(Dataset rows about figures)

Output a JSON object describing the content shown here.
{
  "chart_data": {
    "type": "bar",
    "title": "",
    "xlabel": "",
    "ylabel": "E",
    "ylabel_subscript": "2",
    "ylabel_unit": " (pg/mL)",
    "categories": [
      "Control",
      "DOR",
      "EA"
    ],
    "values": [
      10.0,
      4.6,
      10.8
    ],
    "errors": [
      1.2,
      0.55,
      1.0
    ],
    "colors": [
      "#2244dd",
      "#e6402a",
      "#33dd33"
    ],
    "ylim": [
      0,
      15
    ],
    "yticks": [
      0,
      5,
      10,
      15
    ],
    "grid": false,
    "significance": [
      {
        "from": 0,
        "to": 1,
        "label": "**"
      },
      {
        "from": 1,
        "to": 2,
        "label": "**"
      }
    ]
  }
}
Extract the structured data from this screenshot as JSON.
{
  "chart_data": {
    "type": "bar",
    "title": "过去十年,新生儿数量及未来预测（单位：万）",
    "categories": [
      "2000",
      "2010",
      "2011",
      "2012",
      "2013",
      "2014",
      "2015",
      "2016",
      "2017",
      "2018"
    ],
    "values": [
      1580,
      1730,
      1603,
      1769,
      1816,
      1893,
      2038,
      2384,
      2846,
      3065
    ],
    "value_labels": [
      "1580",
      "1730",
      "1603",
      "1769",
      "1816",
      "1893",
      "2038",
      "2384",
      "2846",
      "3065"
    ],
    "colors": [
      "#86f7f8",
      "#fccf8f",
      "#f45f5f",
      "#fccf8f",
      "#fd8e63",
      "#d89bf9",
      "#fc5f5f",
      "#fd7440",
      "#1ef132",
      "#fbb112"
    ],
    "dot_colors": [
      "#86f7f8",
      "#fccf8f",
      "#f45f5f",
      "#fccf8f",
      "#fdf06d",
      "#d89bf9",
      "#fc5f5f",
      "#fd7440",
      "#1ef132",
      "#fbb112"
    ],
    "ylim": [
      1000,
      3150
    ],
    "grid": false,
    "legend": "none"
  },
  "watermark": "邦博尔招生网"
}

To be done:
State how many lines in the records above contain the word "from", giving only the number.

Finished answer:
3